• Collection entries
* BEGIN *

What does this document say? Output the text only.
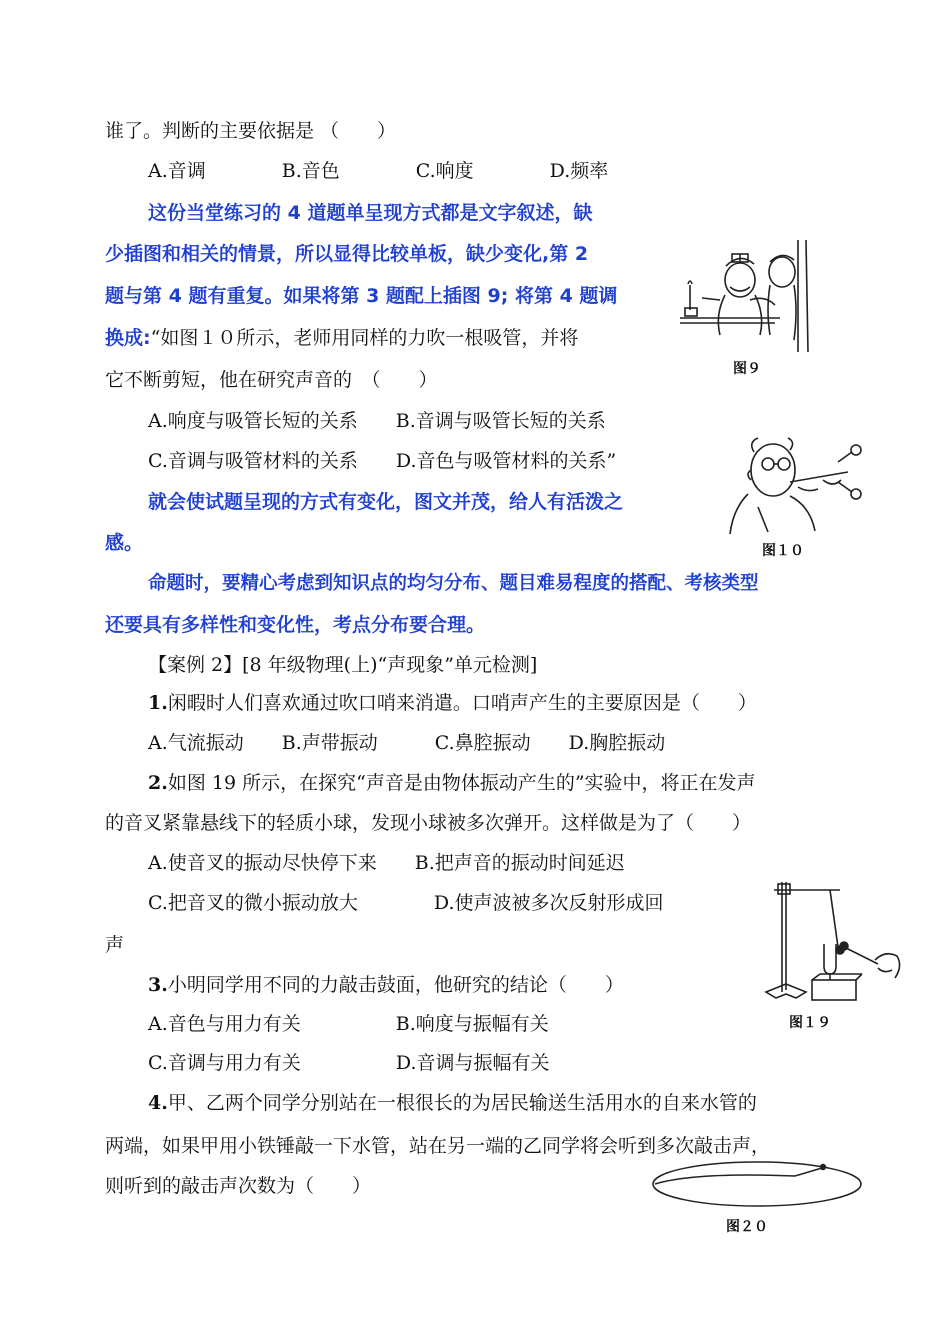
谁了。判断的主要依据是 （　　）
A.音调　　　　B.音色　　　　C.响度　　　　D.频率
这份当堂练习的 4 道题单呈现方式都是文字叙述，缺
少插图和相关的情景，所以显得比较单板，缺少变化,第 2
题与第 4 题有重复。如果将第 3 题配上插图 9; 将第 4 题调
换成:“如图１０所示，老师用同样的力吹一根吸管，并将
它不断剪短，他在研究声音的　（　　）
A.响度与吸管长短的关系　　B.音调与吸管长短的关系
C.音调与吸管材料的关系　　D.音色与吸管材料的关系”
就会使试题呈现的方式有变化，图文并茂，给人有活泼之
感。
命题时，要精心考虑到知识点的均匀分布、题目难易程度的搭配、考核类型
还要具有多样性和变化性，考点分布要合理。
【案例 2】[8 年级物理(上)“声现象”单元检测]
1.闲暇时人们喜欢通过吹口哨来消遣。口哨声产生的主要原因是（　　）
A.气流振动　　B.声带振动　　　C.鼻腔振动　　D.胸腔振动
2.如图 19 所示，在探究“声音是由物体振动产生的”实验中，将正在发声
的音叉紧靠悬线下的轻质小球，发现小球被多次弹开。这样做是为了（　　）
A.使音叉的振动尽快停下来　　B.把声音的振动时间延迟
C.把音叉的微小振动放大　　　　D.使声波被多次反射形成回
声
3.小明同学用不同的力敲击鼓面，他研究的结论（　　）
A.音色与用力有关　　　　　B.响度与振幅有关
C.音调与用力有关　　　　　D.音调与振幅有关
4.甲、乙两个同学分别站在一根很长的为居民输送生活用水的自来水管的
两端，如果甲用小铁锤敲一下水管，站在另一端的乙同学将会听到多次敲击声，
则听到的敲击声次数为（　　）
图９
图１０
图１９
图２０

* END *

• AIM OF THE EXERCISE
Pictures are to be left out; the records above must be repeated word for word.

• EXERCISE ANSWER
What does this document say? Output the text only.
谁了。判断的主要依据是 （　　）
A.音调　　　　B.音色　　　　C.响度　　　　D.频率
这份当堂练习的 4 道题单呈现方式都是文字叙述，缺
少插图和相关的情景，所以显得比较单板，缺少变化,第 2
题与第 4 题有重复。如果将第 3 题配上插图 9; 将第 4 题调
换成:“如图１０所示，老师用同样的力吹一根吸管，并将
它不断剪短，他在研究声音的　（　　）
A.响度与吸管长短的关系　　B.音调与吸管长短的关系
C.音调与吸管材料的关系　　D.音色与吸管材料的关系”
就会使试题呈现的方式有变化，图文并茂，给人有活泼之
感。
命题时，要精心考虑到知识点的均匀分布、题目难易程度的搭配、考核类型
还要具有多样性和变化性，考点分布要合理。
【案例 2】[8 年级物理(上)“声现象”单元检测]
1.闲暇时人们喜欢通过吹口哨来消遣。口哨声产生的主要原因是（　　）
A.气流振动　　B.声带振动　　　C.鼻腔振动　　D.胸腔振动
2.如图 19 所示，在探究“声音是由物体振动产生的”实验中，将正在发声
的音叉紧靠悬线下的轻质小球，发现小球被多次弹开。这样做是为了（　　）
A.使音叉的振动尽快停下来　　B.把声音的振动时间延迟
C.把音叉的微小振动放大　　　　D.使声波被多次反射形成回
声
3.小明同学用不同的力敲击鼓面，他研究的结论（　　）
A.音色与用力有关　　　　　B.响度与振幅有关
C.音调与用力有关　　　　　D.音调与振幅有关
4.甲、乙两个同学分别站在一根很长的为居民输送生活用水的自来水管的
两端，如果甲用小铁锤敲一下水管，站在另一端的乙同学将会听到多次敲击声，
则听到的敲击声次数为（　　）
图９
图１０
图１９
图２０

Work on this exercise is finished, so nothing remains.